Reproduce every entry below precisely. Pictures are excluded from the copy.

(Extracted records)
------------------------------
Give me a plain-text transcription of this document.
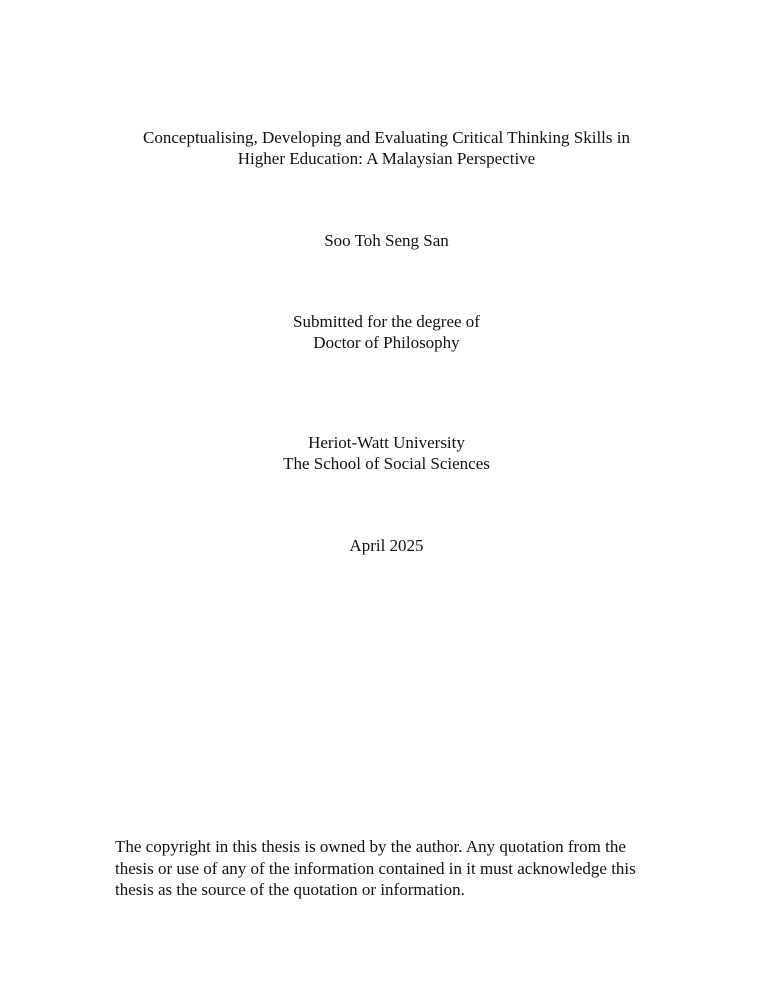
Conceptualising, Developing and Evaluating Critical Thinking Skills in
Higher Education: A Malaysian Perspective
Soo Toh Seng San
Submitted for the degree of
Doctor of Philosophy
Heriot-Watt University
The School of Social Sciences
April 2025
The copyright in this thesis is owned by the author. Any quotation from the
thesis or use of any of the information contained in it must acknowledge this
thesis as the source of the quotation or information.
------------------------------
Finished exercise:
Give me a plain-text transcription of this document.
Conceptualising, Developing and Evaluating Critical Thinking Skills in
Higher Education: A Malaysian Perspective
Soo Toh Seng San
Submitted for the degree of
Doctor of Philosophy
Heriot-Watt University
The School of Social Sciences
April 2025
The copyright in this thesis is owned by the author. Any quotation from the
thesis or use of any of the information contained in it must acknowledge this
thesis as the source of the quotation or information.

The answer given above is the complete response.